> **Aim of the exercise**
How many lines of these entries hold the string "from"? Answer with the number alone.

★ ★ ★ ★

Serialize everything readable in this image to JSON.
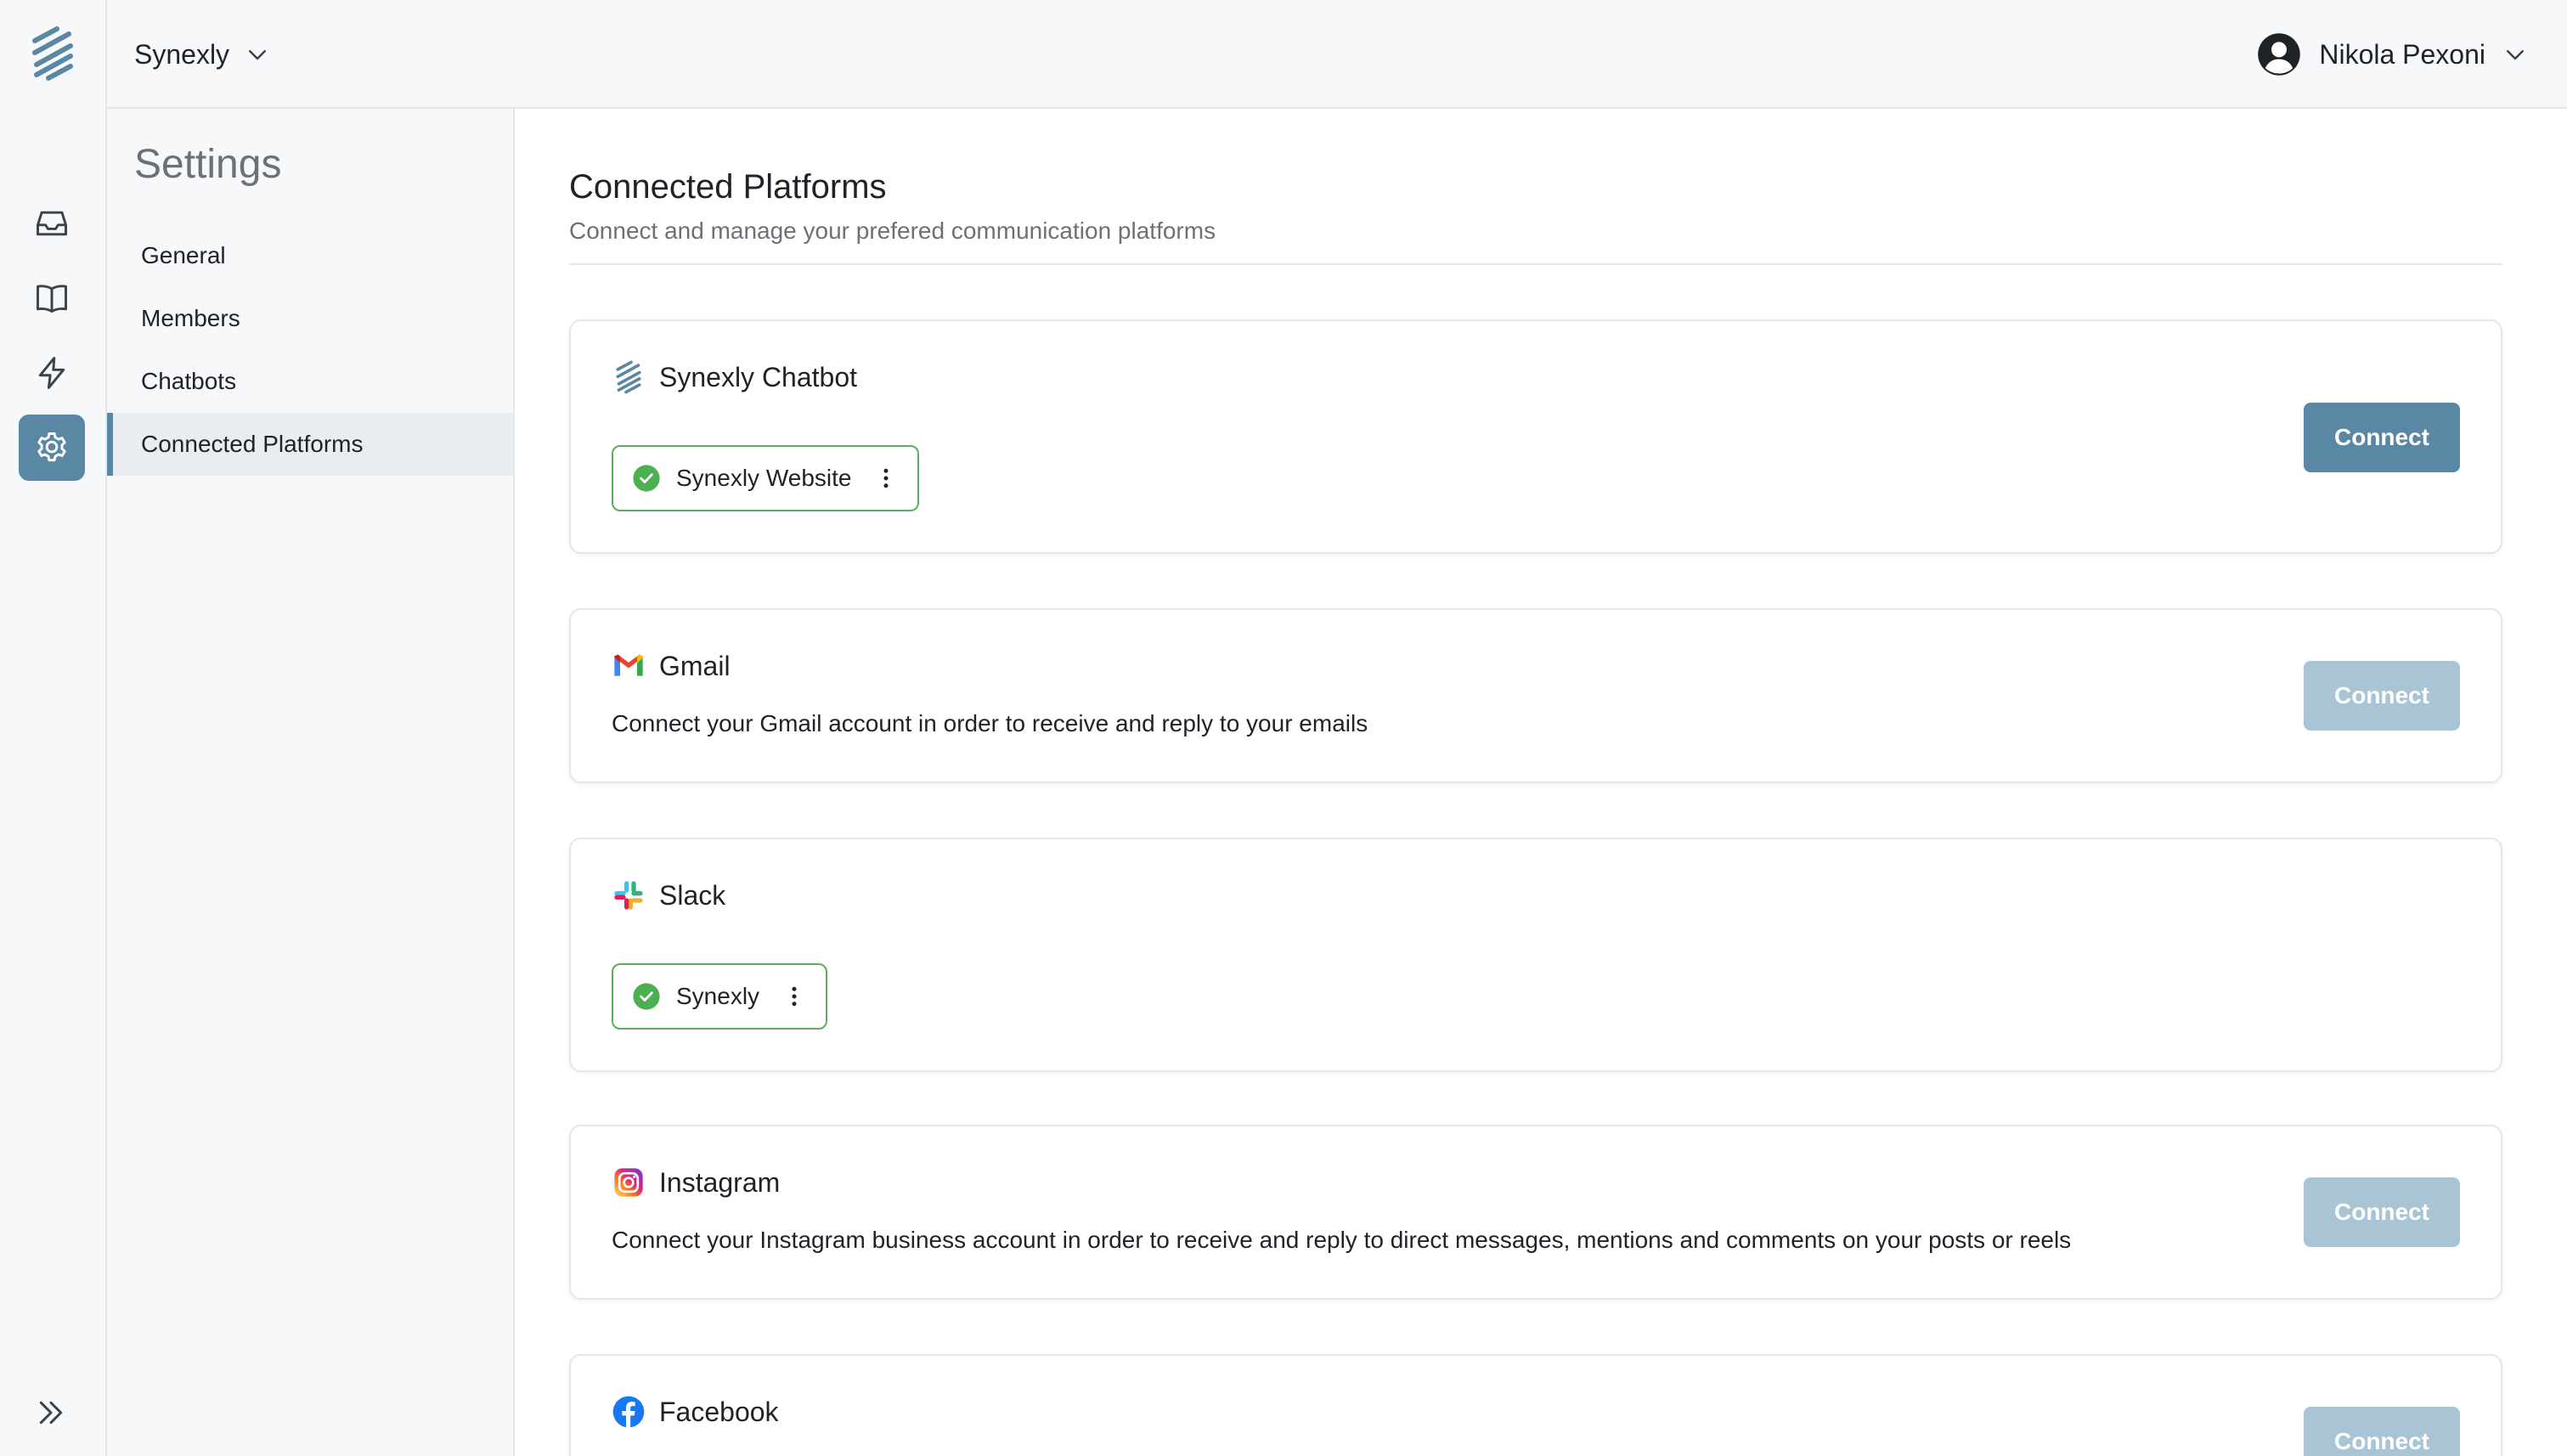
{
  "header": {
    "workspace_name": "Synexly",
    "user_name": "Nikola Pexoni"
  },
  "rail": {
    "items": [
      {
        "icon": "inbox-icon"
      },
      {
        "icon": "book-icon"
      },
      {
        "icon": "lightning-icon"
      },
      {
        "icon": "gear-icon",
        "active": true
      }
    ],
    "expand_icon": "double-chevron-right-icon"
  },
  "settings": {
    "title": "Settings",
    "items": [
      {
        "label": "General"
      },
      {
        "label": "Members"
      },
      {
        "label": "Chatbots"
      },
      {
        "label": "Connected Platforms",
        "active": true
      }
    ]
  },
  "page": {
    "title": "Connected Platforms",
    "subtitle": "Connect and manage your prefered communication platforms"
  },
  "platforms": [
    {
      "name": "Synexly Chatbot",
      "icon": "synexly-icon",
      "connection": "Synexly Website",
      "button": "Connect",
      "button_enabled": true
    },
    {
      "name": "Gmail",
      "icon": "gmail-icon",
      "description": "Connect your Gmail account in order to receive and reply to your emails",
      "button": "Connect",
      "button_enabled": false
    },
    {
      "name": "Slack",
      "icon": "slack-icon",
      "connection": "Synexly"
    },
    {
      "name": "Instagram",
      "icon": "instagram-icon",
      "description": "Connect your Instagram business account in order to receive and reply to direct messages, mentions and comments on your posts or reels",
      "button": "Connect",
      "button_enabled": false
    },
    {
      "name": "Facebook",
      "icon": "facebook-icon",
      "button": "Connect",
      "button_enabled": false
    }
  ],
  "colors": {
    "accent": "#5a87a3",
    "accent_disabled": "#a9c4d4",
    "success": "#5cae5c",
    "sidebar_bg": "#f7f8f9"
  }
}
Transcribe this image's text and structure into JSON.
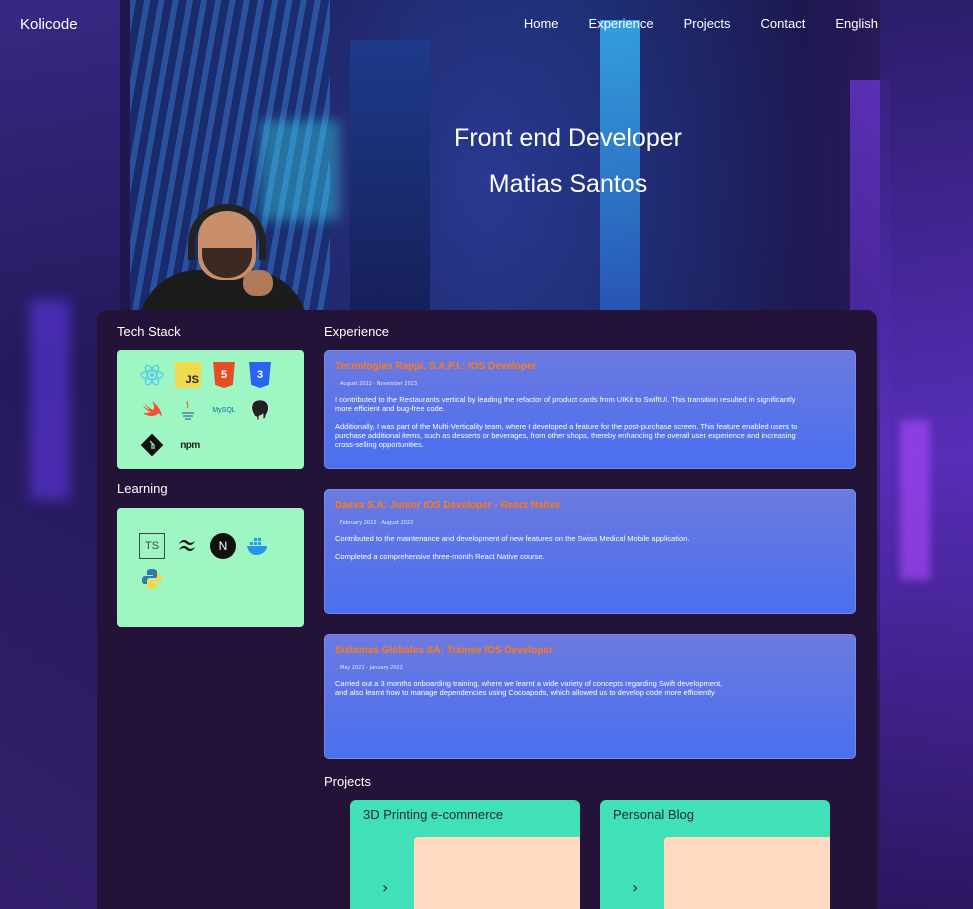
{
  "nav": {
    "brand": "Kolicode",
    "links": [
      "Home",
      "Experience",
      "Projects",
      "Contact",
      "English"
    ]
  },
  "hero": {
    "role": "Front end Developer",
    "name": "Matias Santos"
  },
  "sections": {
    "tech_stack": "Tech Stack",
    "learning": "Learning",
    "experience": "Experience",
    "projects": "Projects"
  },
  "tech_stack_icons": [
    "react-icon",
    "javascript-icon",
    "html5-icon",
    "css3-icon",
    "swift-icon",
    "java-icon",
    "mysql-icon",
    "postgresql-icon",
    "git-icon",
    "npm-icon"
  ],
  "learning_icons": [
    "typescript-icon",
    "tailwind-icon",
    "nextjs-icon",
    "docker-icon",
    "python-icon"
  ],
  "icon_glyphs": {
    "js": "JS",
    "html": "5",
    "css": "3",
    "npm": "npm",
    "ts": "TS",
    "next": "N",
    "mysql": "MySQL"
  },
  "experience": [
    {
      "title": "Tecnologias Rappi, S.A.P.I.: IOS Developer",
      "date": "August 2022 - November 2023",
      "paragraphs": [
        "I contributed to the Restaurants vertical by leading the refactor of product cards from UIKit to SwiftUI. This transition resulted in significantly more efficient and bug-free code.",
        "Additionally, I was part of the Multi-Verticality team, where I developed a feature for the post-purchase screen. This feature enabled users to purchase additional items, such as desserts or beverages, from other shops, thereby enhancing the overall user experience and increasing cross-selling opportunities."
      ]
    },
    {
      "title": "Daeva S.A: Junior IOS Developer - React Native",
      "date": "February 2022 - August 2022",
      "paragraphs": [
        "Contributed to the maintenance and development of new features on the Swiss Medical Mobile application.",
        "Completed a comprehensive three-month React Native course."
      ]
    },
    {
      "title": "Sistemas Globales SA: Trainee IOS Developer",
      "date": "May 2021 - January 2022",
      "paragraphs": [
        "Carried out a 3 months onboarding training, where we learnt a wide variety of concepts regarding Swift development, and also learnt how to manage dependencies using Cocoapods, which allowed us to develop code more efficiently"
      ]
    }
  ],
  "projects": [
    {
      "title": "3D Printing e-commerce"
    },
    {
      "title": "Personal Blog"
    }
  ],
  "colors": {
    "panel": "#241338",
    "icon_box": "#9ef7c2",
    "card": "#4a6ff0",
    "card_title": "#ff7a1a",
    "project_card": "#40e0b8",
    "project_image": "#ffd9c0"
  }
}
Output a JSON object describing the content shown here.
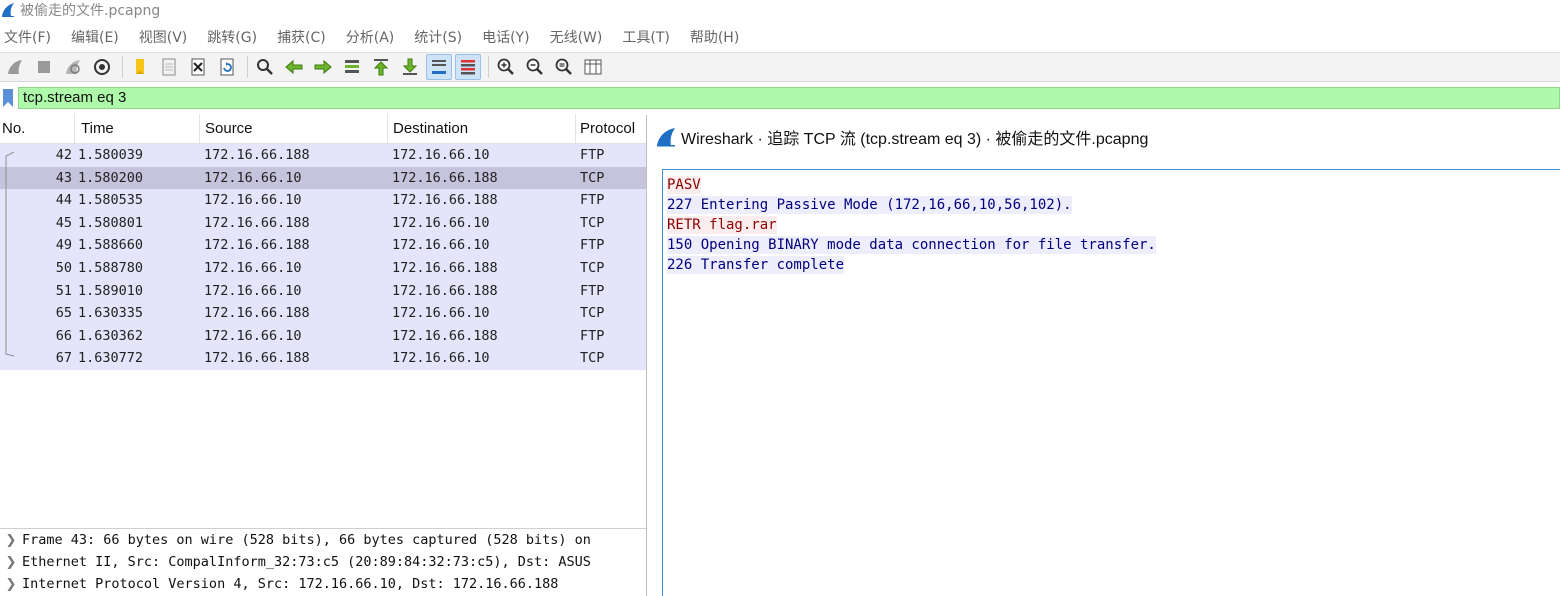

★ ★ ★ ★

> **Correct result**
2